— Data shown —
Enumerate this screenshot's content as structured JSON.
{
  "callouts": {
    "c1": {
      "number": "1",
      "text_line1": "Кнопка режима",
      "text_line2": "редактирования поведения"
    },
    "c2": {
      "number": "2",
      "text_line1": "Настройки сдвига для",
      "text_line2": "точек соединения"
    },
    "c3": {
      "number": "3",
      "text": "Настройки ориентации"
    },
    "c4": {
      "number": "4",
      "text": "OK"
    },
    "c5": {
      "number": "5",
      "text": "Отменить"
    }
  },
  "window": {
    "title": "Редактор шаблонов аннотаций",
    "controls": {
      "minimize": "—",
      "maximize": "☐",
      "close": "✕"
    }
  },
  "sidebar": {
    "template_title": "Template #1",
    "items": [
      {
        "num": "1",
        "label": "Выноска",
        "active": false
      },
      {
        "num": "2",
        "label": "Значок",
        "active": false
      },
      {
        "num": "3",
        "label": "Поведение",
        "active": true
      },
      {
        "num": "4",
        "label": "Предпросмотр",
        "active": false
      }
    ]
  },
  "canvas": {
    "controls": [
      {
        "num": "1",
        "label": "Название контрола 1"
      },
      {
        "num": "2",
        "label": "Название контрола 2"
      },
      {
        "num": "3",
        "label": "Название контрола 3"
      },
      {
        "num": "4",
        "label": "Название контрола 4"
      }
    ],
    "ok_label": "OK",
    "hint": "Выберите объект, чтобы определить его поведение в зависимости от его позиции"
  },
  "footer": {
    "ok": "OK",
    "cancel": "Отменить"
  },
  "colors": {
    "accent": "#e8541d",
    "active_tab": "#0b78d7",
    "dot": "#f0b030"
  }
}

— Your goal —
Write down the full listing again, exactly.

— Correct output —
Enumerate this screenshot's content as structured JSON.
{
  "callouts": {
    "c1": {
      "number": "1",
      "text_line1": "Кнопка режима",
      "text_line2": "редактирования поведения"
    },
    "c2": {
      "number": "2",
      "text_line1": "Настройки сдвига для",
      "text_line2": "точек соединения"
    },
    "c3": {
      "number": "3",
      "text": "Настройки ориентации"
    },
    "c4": {
      "number": "4",
      "text": "OK"
    },
    "c5": {
      "number": "5",
      "text": "Отменить"
    }
  },
  "window": {
    "title": "Редактор шаблонов аннотаций",
    "controls": {
      "minimize": "—",
      "maximize": "☐",
      "close": "✕"
    }
  },
  "sidebar": {
    "template_title": "Template #1",
    "items": [
      {
        "num": "1",
        "label": "Выноска",
        "active": false
      },
      {
        "num": "2",
        "label": "Значок",
        "active": false
      },
      {
        "num": "3",
        "label": "Поведение",
        "active": true
      },
      {
        "num": "4",
        "label": "Предпросмотр",
        "active": false
      }
    ]
  },
  "canvas": {
    "controls": [
      {
        "num": "1",
        "label": "Название контрола 1"
      },
      {
        "num": "2",
        "label": "Название контрола 2"
      },
      {
        "num": "3",
        "label": "Название контрола 3"
      },
      {
        "num": "4",
        "label": "Название контрола 4"
      }
    ],
    "ok_label": "OK",
    "hint": "Выберите объект, чтобы определить его поведение в зависимости от его позиции"
  },
  "footer": {
    "ok": "OK",
    "cancel": "Отменить"
  },
  "colors": {
    "accent": "#e8541d",
    "active_tab": "#0b78d7",
    "dot": "#f0b030"
  }
}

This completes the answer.